### Exercise description
Exactly as they appear, output all of the records. Skip any images.

[START OF Dataset rows]

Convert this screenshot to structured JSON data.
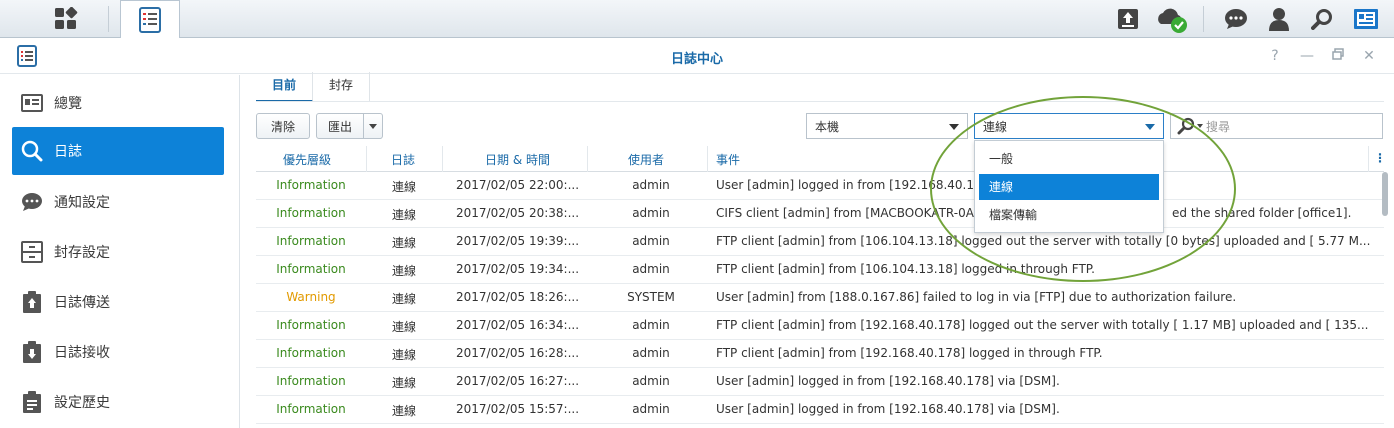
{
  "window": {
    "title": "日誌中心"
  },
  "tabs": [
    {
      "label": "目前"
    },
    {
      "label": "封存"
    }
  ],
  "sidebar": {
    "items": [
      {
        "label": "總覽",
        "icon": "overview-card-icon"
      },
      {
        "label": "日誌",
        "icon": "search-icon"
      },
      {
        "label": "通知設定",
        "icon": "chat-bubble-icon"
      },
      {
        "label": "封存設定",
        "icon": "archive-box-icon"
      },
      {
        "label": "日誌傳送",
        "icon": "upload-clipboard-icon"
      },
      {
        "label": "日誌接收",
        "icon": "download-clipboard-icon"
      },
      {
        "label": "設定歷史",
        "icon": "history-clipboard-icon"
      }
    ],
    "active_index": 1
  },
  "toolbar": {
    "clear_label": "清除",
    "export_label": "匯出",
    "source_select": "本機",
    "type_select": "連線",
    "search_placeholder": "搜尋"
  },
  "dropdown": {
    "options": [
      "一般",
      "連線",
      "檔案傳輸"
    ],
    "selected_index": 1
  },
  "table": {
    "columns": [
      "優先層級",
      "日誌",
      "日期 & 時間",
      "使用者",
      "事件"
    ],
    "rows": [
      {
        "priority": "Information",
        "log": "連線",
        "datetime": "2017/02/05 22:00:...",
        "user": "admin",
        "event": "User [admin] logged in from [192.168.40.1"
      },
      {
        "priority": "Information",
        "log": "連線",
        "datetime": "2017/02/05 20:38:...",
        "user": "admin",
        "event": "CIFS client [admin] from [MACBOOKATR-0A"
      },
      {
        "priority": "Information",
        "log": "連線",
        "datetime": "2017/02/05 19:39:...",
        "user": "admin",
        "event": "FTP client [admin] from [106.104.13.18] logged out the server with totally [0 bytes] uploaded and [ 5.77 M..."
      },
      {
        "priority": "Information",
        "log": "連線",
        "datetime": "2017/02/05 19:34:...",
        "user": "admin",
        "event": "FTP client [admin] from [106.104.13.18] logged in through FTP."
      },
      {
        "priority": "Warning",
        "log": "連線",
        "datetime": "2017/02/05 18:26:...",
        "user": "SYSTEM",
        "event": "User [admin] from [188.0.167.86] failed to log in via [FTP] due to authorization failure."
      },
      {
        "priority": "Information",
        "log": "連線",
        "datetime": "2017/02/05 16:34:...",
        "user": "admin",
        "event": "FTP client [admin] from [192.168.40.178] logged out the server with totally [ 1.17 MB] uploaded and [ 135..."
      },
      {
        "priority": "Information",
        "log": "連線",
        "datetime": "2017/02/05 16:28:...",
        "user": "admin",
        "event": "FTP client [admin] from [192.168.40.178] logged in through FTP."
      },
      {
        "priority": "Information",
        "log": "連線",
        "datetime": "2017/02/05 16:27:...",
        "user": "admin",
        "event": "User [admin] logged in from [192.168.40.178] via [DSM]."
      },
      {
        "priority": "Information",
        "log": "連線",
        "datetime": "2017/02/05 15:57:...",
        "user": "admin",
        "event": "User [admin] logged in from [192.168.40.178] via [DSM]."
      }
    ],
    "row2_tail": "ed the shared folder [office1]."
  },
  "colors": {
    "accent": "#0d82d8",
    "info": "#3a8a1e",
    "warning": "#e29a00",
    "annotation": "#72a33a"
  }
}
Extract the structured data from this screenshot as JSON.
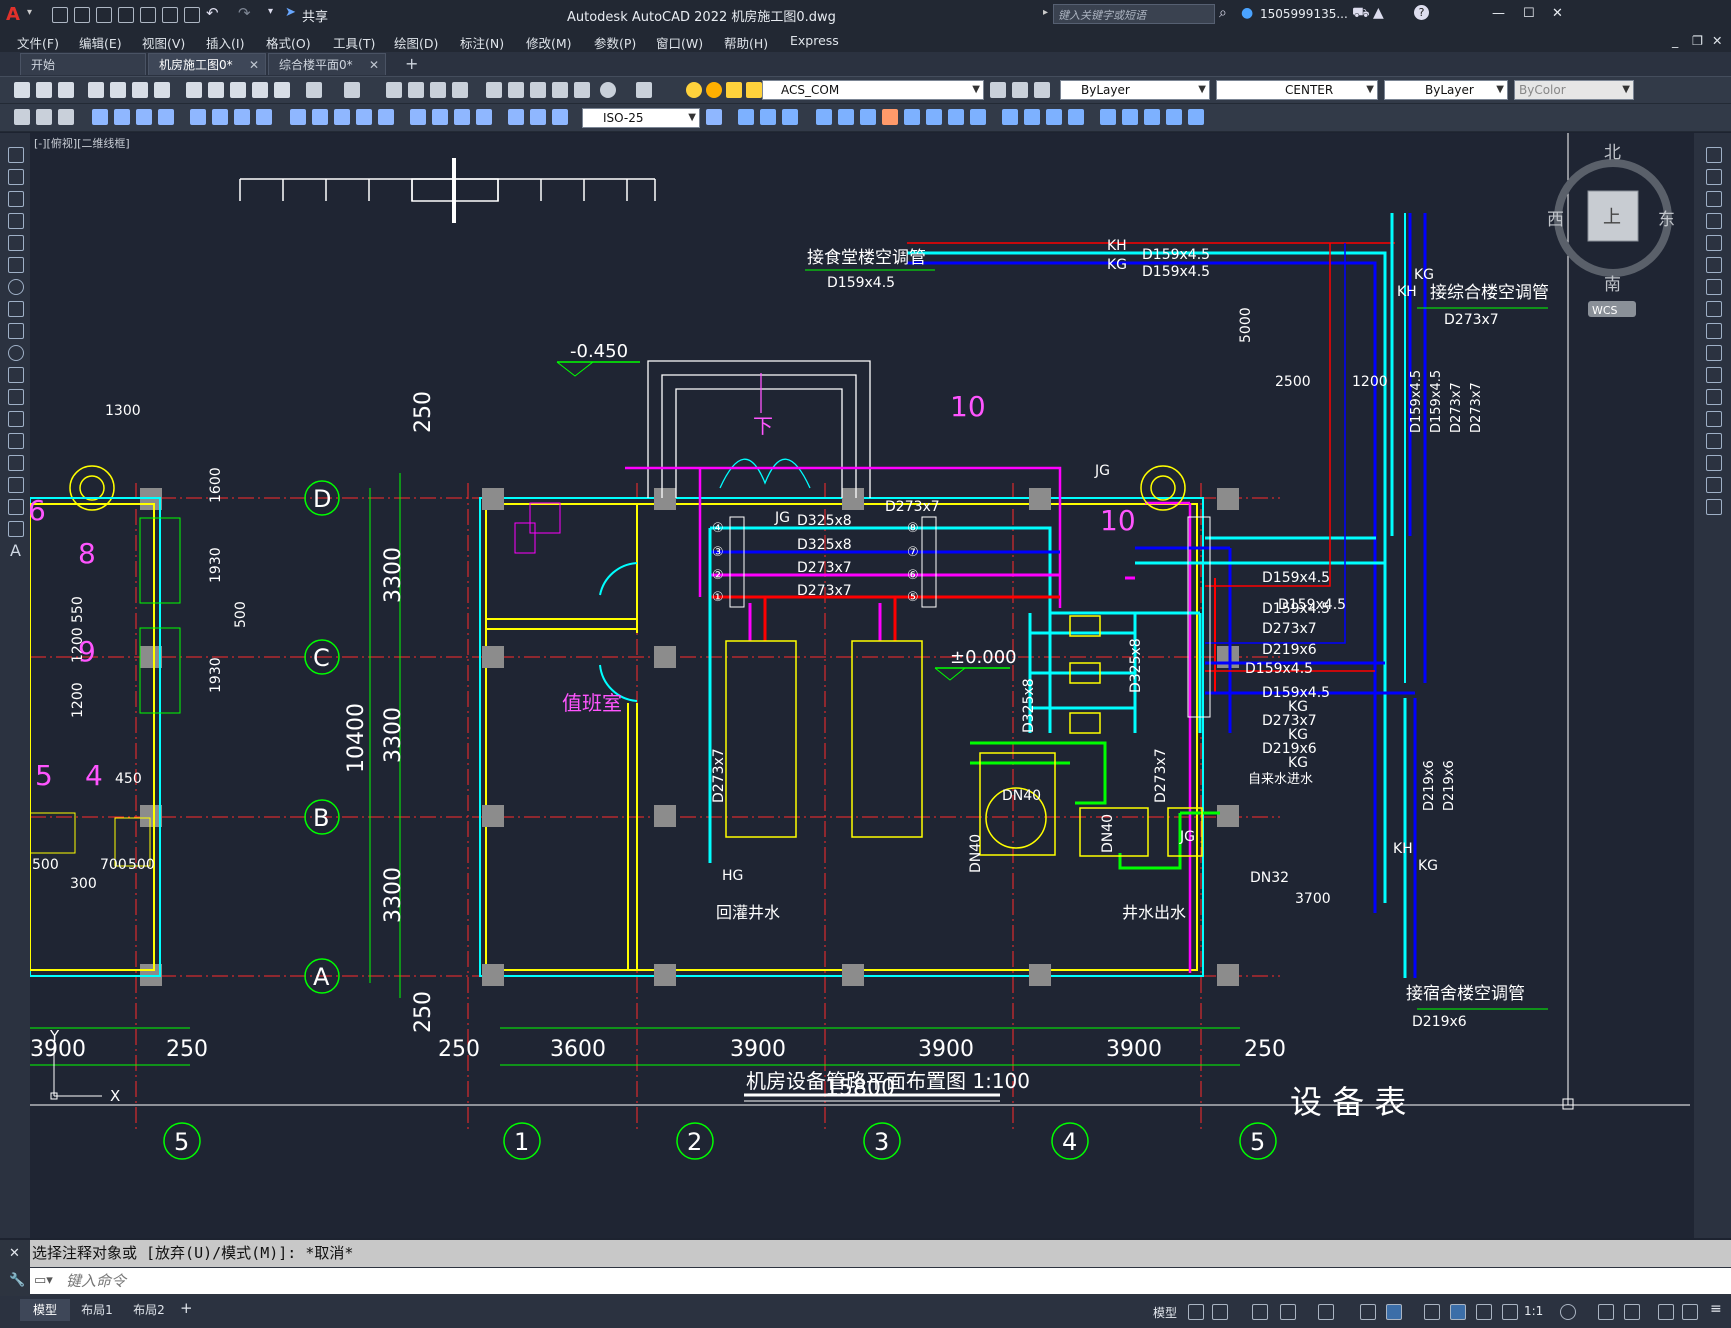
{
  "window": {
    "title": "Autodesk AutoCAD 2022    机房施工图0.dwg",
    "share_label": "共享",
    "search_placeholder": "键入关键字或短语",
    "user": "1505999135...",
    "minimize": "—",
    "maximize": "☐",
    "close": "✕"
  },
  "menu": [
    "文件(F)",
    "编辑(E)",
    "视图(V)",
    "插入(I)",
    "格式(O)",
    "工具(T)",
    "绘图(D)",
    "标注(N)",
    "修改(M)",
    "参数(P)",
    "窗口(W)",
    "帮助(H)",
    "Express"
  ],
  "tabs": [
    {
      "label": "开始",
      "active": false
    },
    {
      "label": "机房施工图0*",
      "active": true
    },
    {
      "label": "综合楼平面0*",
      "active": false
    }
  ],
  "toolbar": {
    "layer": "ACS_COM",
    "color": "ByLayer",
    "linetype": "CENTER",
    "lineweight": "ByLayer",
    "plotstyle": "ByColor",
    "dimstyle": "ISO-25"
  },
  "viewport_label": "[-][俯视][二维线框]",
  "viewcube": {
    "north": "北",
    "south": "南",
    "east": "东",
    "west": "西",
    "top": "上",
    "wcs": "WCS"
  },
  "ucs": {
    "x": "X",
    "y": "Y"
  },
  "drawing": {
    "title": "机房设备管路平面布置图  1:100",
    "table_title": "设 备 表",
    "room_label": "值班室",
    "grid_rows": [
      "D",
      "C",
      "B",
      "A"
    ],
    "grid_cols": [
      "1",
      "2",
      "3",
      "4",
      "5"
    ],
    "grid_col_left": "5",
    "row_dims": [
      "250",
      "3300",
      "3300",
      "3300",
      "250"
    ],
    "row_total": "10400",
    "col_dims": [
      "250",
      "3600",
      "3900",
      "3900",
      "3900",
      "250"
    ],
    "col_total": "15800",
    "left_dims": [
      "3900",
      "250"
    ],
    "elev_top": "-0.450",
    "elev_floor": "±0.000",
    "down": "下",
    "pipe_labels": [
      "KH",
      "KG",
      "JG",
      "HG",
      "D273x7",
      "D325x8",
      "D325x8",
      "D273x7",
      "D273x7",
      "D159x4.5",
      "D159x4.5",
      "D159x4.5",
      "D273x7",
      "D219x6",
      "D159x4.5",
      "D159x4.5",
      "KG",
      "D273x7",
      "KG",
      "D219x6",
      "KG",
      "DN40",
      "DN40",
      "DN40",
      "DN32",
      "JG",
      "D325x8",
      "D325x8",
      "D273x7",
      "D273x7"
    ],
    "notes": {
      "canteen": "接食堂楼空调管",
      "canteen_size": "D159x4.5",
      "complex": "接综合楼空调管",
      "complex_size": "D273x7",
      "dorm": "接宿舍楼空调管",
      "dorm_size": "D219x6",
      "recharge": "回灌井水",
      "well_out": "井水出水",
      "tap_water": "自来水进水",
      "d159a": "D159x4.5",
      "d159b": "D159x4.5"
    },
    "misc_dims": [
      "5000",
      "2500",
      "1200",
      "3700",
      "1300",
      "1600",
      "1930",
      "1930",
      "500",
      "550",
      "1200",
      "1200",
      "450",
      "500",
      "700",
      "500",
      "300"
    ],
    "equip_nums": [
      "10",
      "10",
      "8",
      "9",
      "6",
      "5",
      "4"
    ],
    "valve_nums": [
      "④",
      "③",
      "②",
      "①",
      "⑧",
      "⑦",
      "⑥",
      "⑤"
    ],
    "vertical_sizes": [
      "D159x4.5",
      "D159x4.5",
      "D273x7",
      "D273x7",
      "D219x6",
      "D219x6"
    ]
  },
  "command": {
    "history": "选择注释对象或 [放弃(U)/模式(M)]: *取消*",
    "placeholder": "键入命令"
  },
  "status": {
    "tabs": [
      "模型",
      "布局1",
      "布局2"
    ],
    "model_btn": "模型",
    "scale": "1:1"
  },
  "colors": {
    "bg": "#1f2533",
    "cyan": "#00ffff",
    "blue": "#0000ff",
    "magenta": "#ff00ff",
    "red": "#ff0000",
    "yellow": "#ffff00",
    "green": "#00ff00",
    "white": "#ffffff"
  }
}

[END OF Dataset rows]

### Response below
Convert this screenshot to structured JSON data.
{
  "window": {
    "title": "日誌中心"
  },
  "tabs": [
    {
      "label": "目前"
    },
    {
      "label": "封存"
    }
  ],
  "sidebar": {
    "items": [
      {
        "label": "總覽",
        "icon": "overview-card-icon"
      },
      {
        "label": "日誌",
        "icon": "search-icon"
      },
      {
        "label": "通知設定",
        "icon": "chat-bubble-icon"
      },
      {
        "label": "封存設定",
        "icon": "archive-box-icon"
      },
      {
        "label": "日誌傳送",
        "icon": "upload-clipboard-icon"
      },
      {
        "label": "日誌接收",
        "icon": "download-clipboard-icon"
      },
      {
        "label": "設定歷史",
        "icon": "history-clipboard-icon"
      }
    ],
    "active_index": 1
  },
  "toolbar": {
    "clear_label": "清除",
    "export_label": "匯出",
    "source_select": "本機",
    "type_select": "連線",
    "search_placeholder": "搜尋"
  },
  "dropdown": {
    "options": [
      "一般",
      "連線",
      "檔案傳輸"
    ],
    "selected_index": 1
  },
  "table": {
    "columns": [
      "優先層級",
      "日誌",
      "日期 & 時間",
      "使用者",
      "事件"
    ],
    "rows": [
      {
        "priority": "Information",
        "log": "連線",
        "datetime": "2017/02/05 22:00:...",
        "user": "admin",
        "event": "User [admin] logged in from [192.168.40.1"
      },
      {
        "priority": "Information",
        "log": "連線",
        "datetime": "2017/02/05 20:38:...",
        "user": "admin",
        "event": "CIFS client [admin] from [MACBOOKATR-0A"
      },
      {
        "priority": "Information",
        "log": "連線",
        "datetime": "2017/02/05 19:39:...",
        "user": "admin",
        "event": "FTP client [admin] from [106.104.13.18] logged out the server with totally [0 bytes] uploaded and [ 5.77 M..."
      },
      {
        "priority": "Information",
        "log": "連線",
        "datetime": "2017/02/05 19:34:...",
        "user": "admin",
        "event": "FTP client [admin] from [106.104.13.18] logged in through FTP."
      },
      {
        "priority": "Warning",
        "log": "連線",
        "datetime": "2017/02/05 18:26:...",
        "user": "SYSTEM",
        "event": "User [admin] from [188.0.167.86] failed to log in via [FTP] due to authorization failure."
      },
      {
        "priority": "Information",
        "log": "連線",
        "datetime": "2017/02/05 16:34:...",
        "user": "admin",
        "event": "FTP client [admin] from [192.168.40.178] logged out the server with totally [ 1.17 MB] uploaded and [ 135..."
      },
      {
        "priority": "Information",
        "log": "連線",
        "datetime": "2017/02/05 16:28:...",
        "user": "admin",
        "event": "FTP client [admin] from [192.168.40.178] logged in through FTP."
      },
      {
        "priority": "Information",
        "log": "連線",
        "datetime": "2017/02/05 16:27:...",
        "user": "admin",
        "event": "User [admin] logged in from [192.168.40.178] via [DSM]."
      },
      {
        "priority": "Information",
        "log": "連線",
        "datetime": "2017/02/05 15:57:...",
        "user": "admin",
        "event": "User [admin] logged in from [192.168.40.178] via [DSM]."
      }
    ],
    "row2_tail": "ed the shared folder [office1]."
  },
  "colors": {
    "accent": "#0d82d8",
    "info": "#3a8a1e",
    "warning": "#e29a00",
    "annotation": "#72a33a"
  }
}
Extract the structured data from this screenshot as JSON.
{
  "window": {
    "title": "Autodesk AutoCAD 2022    机房施工图0.dwg",
    "share_label": "共享",
    "search_placeholder": "键入关键字或短语",
    "user": "1505999135...",
    "minimize": "—",
    "maximize": "☐",
    "close": "✕"
  },
  "menu": [
    "文件(F)",
    "编辑(E)",
    "视图(V)",
    "插入(I)",
    "格式(O)",
    "工具(T)",
    "绘图(D)",
    "标注(N)",
    "修改(M)",
    "参数(P)",
    "窗口(W)",
    "帮助(H)",
    "Express"
  ],
  "tabs": [
    {
      "label": "开始",
      "active": false
    },
    {
      "label": "机房施工图0*",
      "active": true
    },
    {
      "label": "综合楼平面0*",
      "active": false
    }
  ],
  "toolbar": {
    "layer": "ACS_COM",
    "color": "ByLayer",
    "linetype": "CENTER",
    "lineweight": "ByLayer",
    "plotstyle": "ByColor",
    "dimstyle": "ISO-25"
  },
  "viewport_label": "[-][俯视][二维线框]",
  "viewcube": {
    "north": "北",
    "south": "南",
    "east": "东",
    "west": "西",
    "top": "上",
    "wcs": "WCS"
  },
  "ucs": {
    "x": "X",
    "y": "Y"
  },
  "drawing": {
    "title": "机房设备管路平面布置图  1:100",
    "table_title": "设 备 表",
    "room_label": "值班室",
    "grid_rows": [
      "D",
      "C",
      "B",
      "A"
    ],
    "grid_cols": [
      "1",
      "2",
      "3",
      "4",
      "5"
    ],
    "grid_col_left": "5",
    "row_dims": [
      "250",
      "3300",
      "3300",
      "3300",
      "250"
    ],
    "row_total": "10400",
    "col_dims": [
      "250",
      "3600",
      "3900",
      "3900",
      "3900",
      "250"
    ],
    "col_total": "15800",
    "left_dims": [
      "3900",
      "250"
    ],
    "elev_top": "-0.450",
    "elev_floor": "±0.000",
    "down": "下",
    "pipe_labels": [
      "KH",
      "KG",
      "JG",
      "HG",
      "D273x7",
      "D325x8",
      "D325x8",
      "D273x7",
      "D273x7",
      "D159x4.5",
      "D159x4.5",
      "D159x4.5",
      "D273x7",
      "D219x6",
      "D159x4.5",
      "D159x4.5",
      "KG",
      "D273x7",
      "KG",
      "D219x6",
      "KG",
      "DN40",
      "DN40",
      "DN40",
      "DN32",
      "JG",
      "D325x8",
      "D325x8",
      "D273x7",
      "D273x7"
    ],
    "notes": {
      "canteen": "接食堂楼空调管",
      "canteen_size": "D159x4.5",
      "complex": "接综合楼空调管",
      "complex_size": "D273x7",
      "dorm": "接宿舍楼空调管",
      "dorm_size": "D219x6",
      "recharge": "回灌井水",
      "well_out": "井水出水",
      "tap_water": "自来水进水",
      "d159a": "D159x4.5",
      "d159b": "D159x4.5"
    },
    "misc_dims": [
      "5000",
      "2500",
      "1200",
      "3700",
      "1300",
      "1600",
      "1930",
      "1930",
      "500",
      "550",
      "1200",
      "1200",
      "450",
      "500",
      "700",
      "500",
      "300"
    ],
    "equip_nums": [
      "10",
      "10",
      "8",
      "9",
      "6",
      "5",
      "4"
    ],
    "valve_nums": [
      "④",
      "③",
      "②",
      "①",
      "⑧",
      "⑦",
      "⑥",
      "⑤"
    ],
    "vertical_sizes": [
      "D159x4.5",
      "D159x4.5",
      "D273x7",
      "D273x7",
      "D219x6",
      "D219x6"
    ]
  },
  "command": {
    "history": "选择注释对象或 [放弃(U)/模式(M)]: *取消*",
    "placeholder": "键入命令"
  },
  "status": {
    "tabs": [
      "模型",
      "布局1",
      "布局2"
    ],
    "model_btn": "模型",
    "scale": "1:1"
  },
  "colors": {
    "bg": "#1f2533",
    "cyan": "#00ffff",
    "blue": "#0000ff",
    "magenta": "#ff00ff",
    "red": "#ff0000",
    "yellow": "#ffff00",
    "green": "#00ff00",
    "white": "#ffffff"
  }
}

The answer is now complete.